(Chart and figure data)
^^^^^^^^^^^^^^^^
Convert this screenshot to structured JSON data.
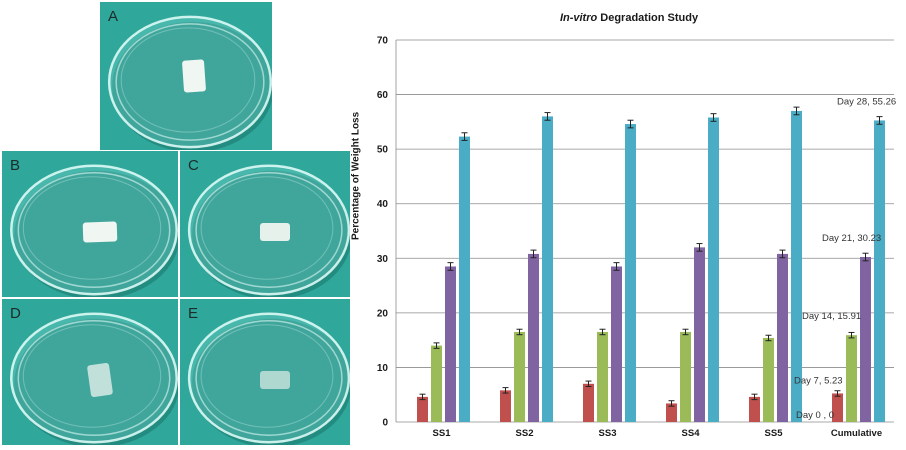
{
  "panels": {
    "A": "A",
    "B": "B",
    "C": "C",
    "D": "D",
    "E": "E"
  },
  "colors": {
    "photo_bg": "#2fa79a",
    "day0": "#c0504d",
    "day7": "#9bbb59",
    "day14": "#8064a2",
    "day21": "#4bacc6"
  },
  "chart_data": {
    "type": "bar",
    "title_italic": "In-vitro",
    "title_rest": " Degradation Study",
    "ylabel": "Percentage of Weight Loss",
    "xlabel": "",
    "ylim": [
      0,
      70
    ],
    "yticks": [
      0,
      10,
      20,
      30,
      40,
      50,
      60,
      70
    ],
    "grid": true,
    "categories": [
      "SS1",
      "SS2",
      "SS3",
      "SS4",
      "SS5",
      "Cumulative"
    ],
    "series": [
      {
        "values": [
          4.6,
          5.8,
          7.0,
          3.4,
          4.6,
          5.23
        ],
        "error": [
          0.5,
          0.5,
          0.5,
          0.5,
          0.5,
          0.5
        ]
      },
      {
        "values": [
          14.0,
          16.5,
          16.5,
          16.5,
          15.4,
          15.91
        ],
        "error": [
          0.5,
          0.5,
          0.5,
          0.5,
          0.5,
          0.5
        ]
      },
      {
        "values": [
          28.5,
          30.8,
          28.5,
          32.0,
          30.8,
          30.23
        ],
        "error": [
          0.7,
          0.7,
          0.7,
          0.7,
          0.7,
          0.7
        ]
      },
      {
        "values": [
          52.3,
          56.0,
          54.6,
          55.8,
          57.0,
          55.26
        ],
        "error": [
          0.7,
          0.7,
          0.7,
          0.7,
          0.7,
          0.7
        ]
      }
    ],
    "annotations": [
      "Day 0 , 0",
      "Day 7, 5.23",
      "Day 14, 15.91",
      "Day 21, 30.23",
      "Day 28, 55.26"
    ]
  }
}
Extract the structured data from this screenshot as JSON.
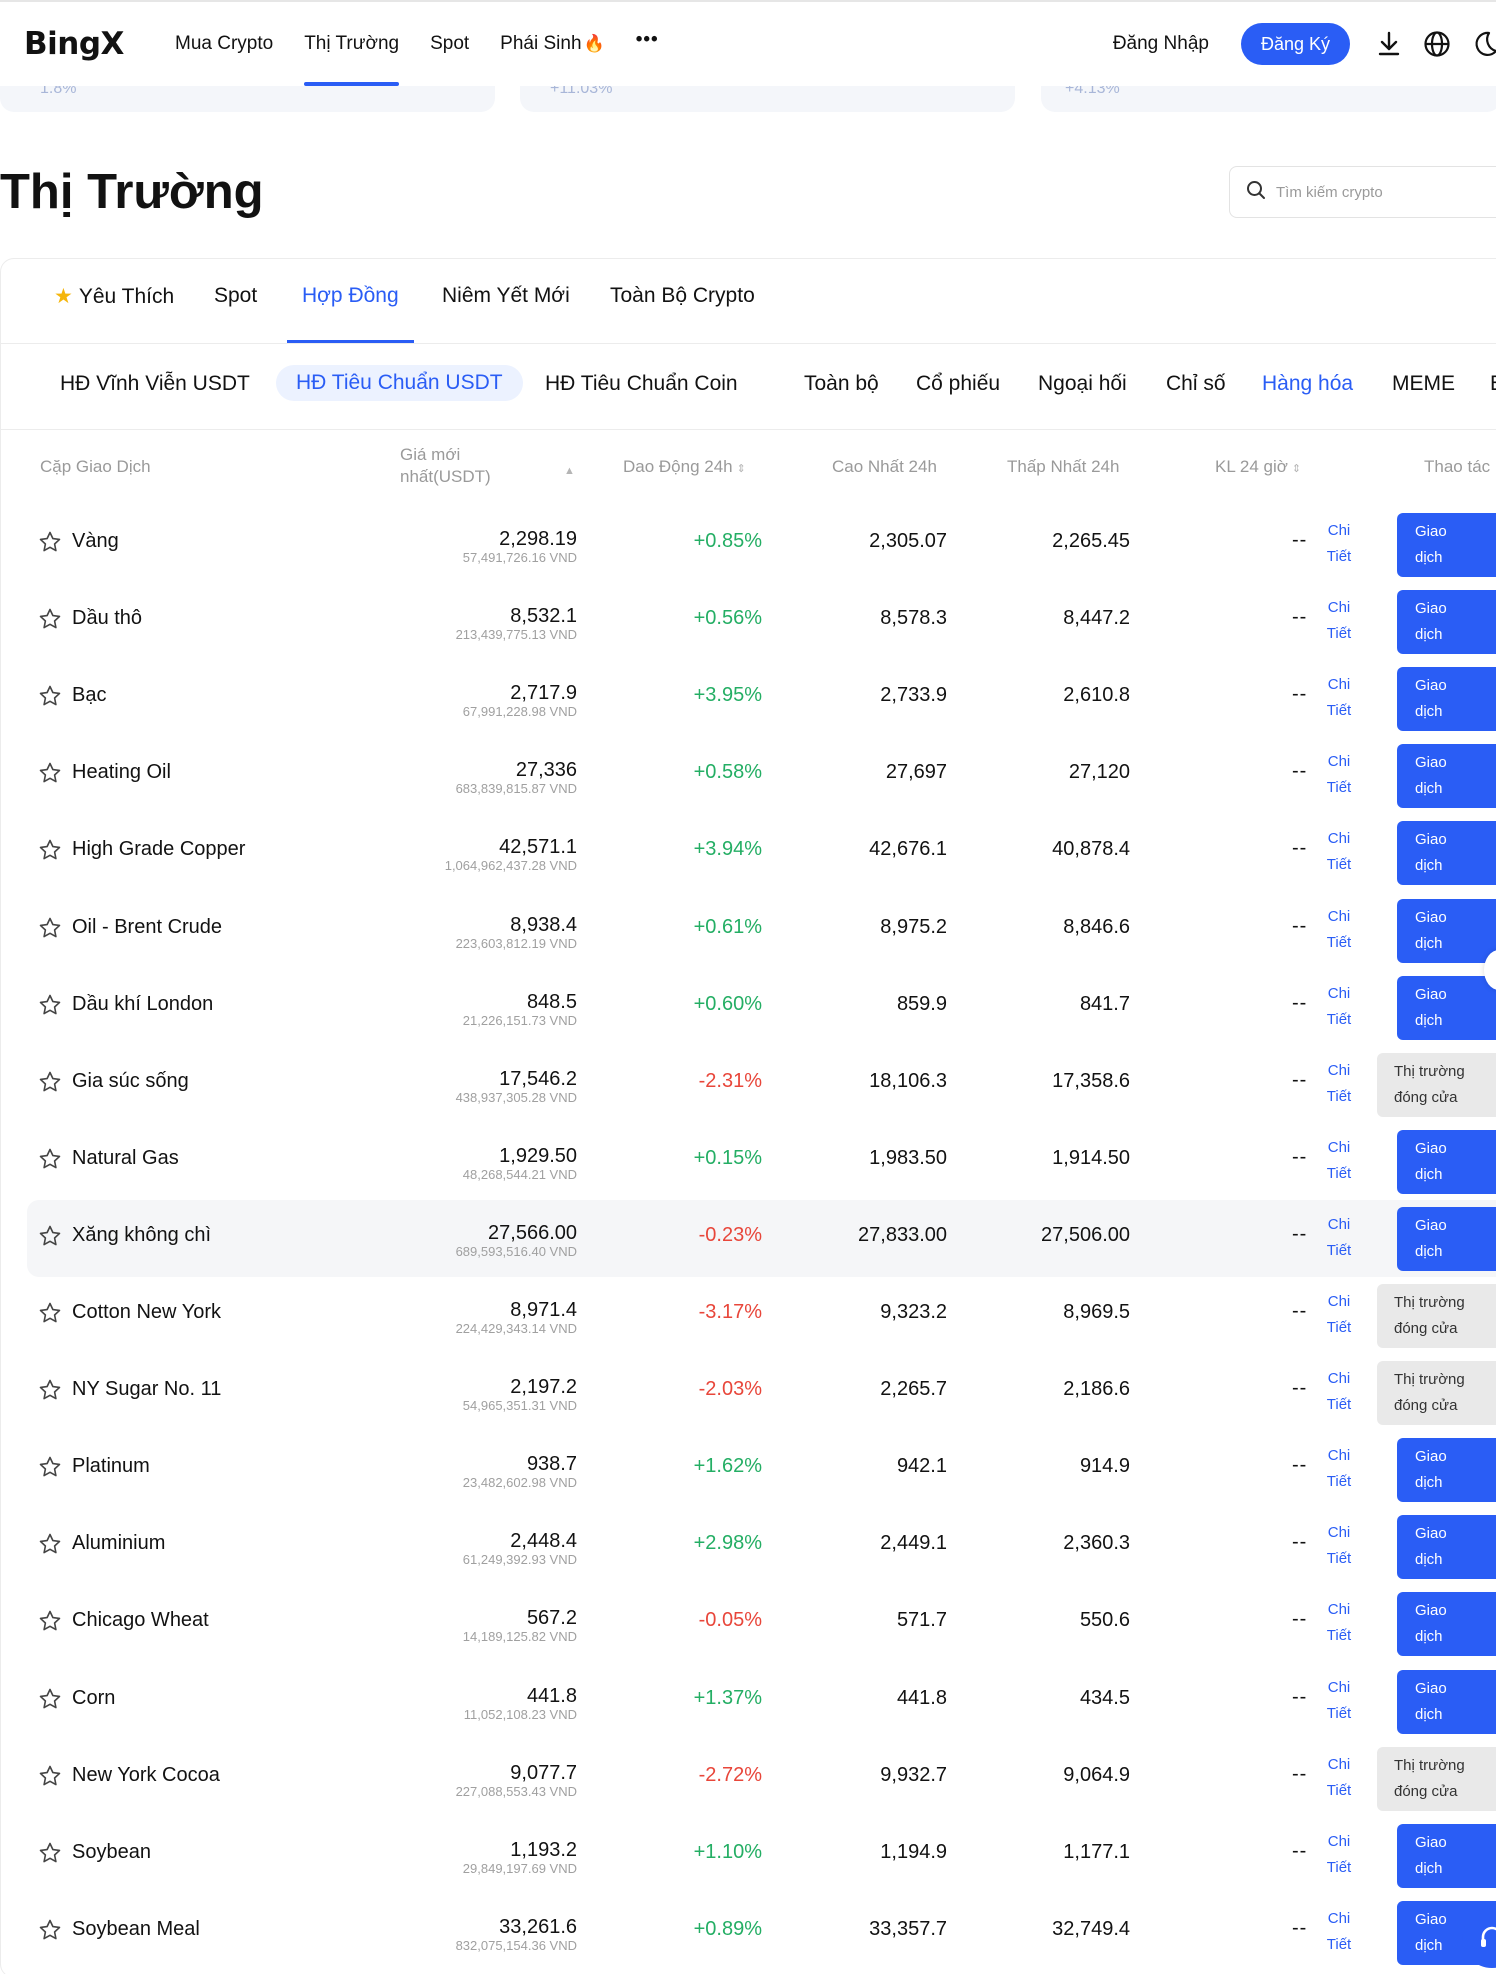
{
  "brand": "BingX",
  "nav": {
    "links": [
      "Mua Crypto",
      "Thị Trường",
      "Spot",
      "Phái Sinh"
    ],
    "active": "Thị Trường",
    "more_icon": "more-dots-icon",
    "login": "Đăng Nhập",
    "register": "Đăng Ký",
    "icons": [
      "download-icon",
      "globe-icon",
      "theme-moon-icon"
    ]
  },
  "strip": [
    "1.8%",
    "+11.03%",
    "+4.13%"
  ],
  "title": "Thị Trường",
  "search": {
    "placeholder": "Tìm kiếm crypto"
  },
  "tabs1": [
    "Yêu Thích",
    "Spot",
    "Hợp Đồng",
    "Niêm Yết Mới",
    "Toàn Bộ Crypto"
  ],
  "tabs1_active": "Hợp Đồng",
  "tabs2": [
    "HĐ Vĩnh Viễn USDT",
    "HĐ Tiêu Chuẩn USDT",
    "HĐ Tiêu Chuẩn Coin",
    "Toàn bộ",
    "Cổ phiếu",
    "Ngoại hối",
    "Chỉ số",
    "Hàng hóa",
    "MEME"
  ],
  "tabs2_active_pill": "HĐ Tiêu Chuẩn USDT",
  "tabs2_active_text": "Hàng hóa",
  "columns": {
    "pair": "Cặp Giao Dịch",
    "price_line1": "Giá mới",
    "price_line2": "nhất(USDT)",
    "change": "Dao Động 24h",
    "high": "Cao Nhất 24h",
    "low": "Thấp Nhất 24h",
    "volume": "KL 24 giờ",
    "action": "Thao tác"
  },
  "labels": {
    "detail_1": "Chi",
    "detail_2": "Tiết",
    "trade_1": "Giao",
    "trade_2": "dịch",
    "closed_1": "Thị trường",
    "closed_2": "đóng cửa",
    "vol_placeholder": "--"
  },
  "colors": {
    "accent": "#2a5df5",
    "up": "#24ae64",
    "down": "#e8463a",
    "star": "#f5b60c"
  },
  "rows": [
    {
      "name": "Vàng",
      "price": "2,298.19",
      "vnd": "57,491,726.16 VND",
      "change": "+0.85%",
      "dir": "up",
      "high": "2,305.07",
      "low": "2,265.45",
      "status": "trade"
    },
    {
      "name": "Dầu thô",
      "price": "8,532.1",
      "vnd": "213,439,775.13 VND",
      "change": "+0.56%",
      "dir": "up",
      "high": "8,578.3",
      "low": "8,447.2",
      "status": "trade"
    },
    {
      "name": "Bạc",
      "price": "2,717.9",
      "vnd": "67,991,228.98 VND",
      "change": "+3.95%",
      "dir": "up",
      "high": "2,733.9",
      "low": "2,610.8",
      "status": "trade"
    },
    {
      "name": "Heating Oil",
      "price": "27,336",
      "vnd": "683,839,815.87 VND",
      "change": "+0.58%",
      "dir": "up",
      "high": "27,697",
      "low": "27,120",
      "status": "trade"
    },
    {
      "name": "High Grade Copper",
      "price": "42,571.1",
      "vnd": "1,064,962,437.28 VND",
      "change": "+3.94%",
      "dir": "up",
      "high": "42,676.1",
      "low": "40,878.4",
      "status": "trade"
    },
    {
      "name": "Oil - Brent Crude",
      "price": "8,938.4",
      "vnd": "223,603,812.19 VND",
      "change": "+0.61%",
      "dir": "up",
      "high": "8,975.2",
      "low": "8,846.6",
      "status": "trade"
    },
    {
      "name": "Dầu khí London",
      "price": "848.5",
      "vnd": "21,226,151.73 VND",
      "change": "+0.60%",
      "dir": "up",
      "high": "859.9",
      "low": "841.7",
      "status": "trade"
    },
    {
      "name": "Gia súc sống",
      "price": "17,546.2",
      "vnd": "438,937,305.28 VND",
      "change": "-2.31%",
      "dir": "dn",
      "high": "18,106.3",
      "low": "17,358.6",
      "status": "closed"
    },
    {
      "name": "Natural Gas",
      "price": "1,929.50",
      "vnd": "48,268,544.21 VND",
      "change": "+0.15%",
      "dir": "up",
      "high": "1,983.50",
      "low": "1,914.50",
      "status": "trade"
    },
    {
      "name": "Xăng không chì",
      "price": "27,566.00",
      "vnd": "689,593,516.40 VND",
      "change": "-0.23%",
      "dir": "dn",
      "high": "27,833.00",
      "low": "27,506.00",
      "status": "trade",
      "highlight": true
    },
    {
      "name": "Cotton New York",
      "price": "8,971.4",
      "vnd": "224,429,343.14 VND",
      "change": "-3.17%",
      "dir": "dn",
      "high": "9,323.2",
      "low": "8,969.5",
      "status": "closed"
    },
    {
      "name": "NY Sugar No. 11",
      "price": "2,197.2",
      "vnd": "54,965,351.31 VND",
      "change": "-2.03%",
      "dir": "dn",
      "high": "2,265.7",
      "low": "2,186.6",
      "status": "closed"
    },
    {
      "name": "Platinum",
      "price": "938.7",
      "vnd": "23,482,602.98 VND",
      "change": "+1.62%",
      "dir": "up",
      "high": "942.1",
      "low": "914.9",
      "status": "trade"
    },
    {
      "name": "Aluminium",
      "price": "2,448.4",
      "vnd": "61,249,392.93 VND",
      "change": "+2.98%",
      "dir": "up",
      "high": "2,449.1",
      "low": "2,360.3",
      "status": "trade"
    },
    {
      "name": "Chicago Wheat",
      "price": "567.2",
      "vnd": "14,189,125.82 VND",
      "change": "-0.05%",
      "dir": "dn",
      "high": "571.7",
      "low": "550.6",
      "status": "trade"
    },
    {
      "name": "Corn",
      "price": "441.8",
      "vnd": "11,052,108.23 VND",
      "change": "+1.37%",
      "dir": "up",
      "high": "441.8",
      "low": "434.5",
      "status": "trade"
    },
    {
      "name": "New York Cocoa",
      "price": "9,077.7",
      "vnd": "227,088,553.43 VND",
      "change": "-2.72%",
      "dir": "dn",
      "high": "9,932.7",
      "low": "9,064.9",
      "status": "closed"
    },
    {
      "name": "Soybean",
      "price": "1,193.2",
      "vnd": "29,849,197.69 VND",
      "change": "+1.10%",
      "dir": "up",
      "high": "1,194.9",
      "low": "1,177.1",
      "status": "trade"
    },
    {
      "name": "Soybean Meal",
      "price": "33,261.6",
      "vnd": "832,075,154.36 VND",
      "change": "+0.89%",
      "dir": "up",
      "high": "33,357.7",
      "low": "32,749.4",
      "status": "trade"
    }
  ]
}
^^^^^^^^^^^^^^^^
■ **TASK INSTRUCTIONS**
Only lines with the string "USDT" belong in your answer; copy each one.

■ **RESPONSE**
    "HĐ Vĩnh Viễn USDT",
    "HĐ Tiêu Chuẩn USDT",
  "tabs2_active_pill": "HĐ Tiêu Chuẩn USDT",
    "price_line2": "nhất(USDT)",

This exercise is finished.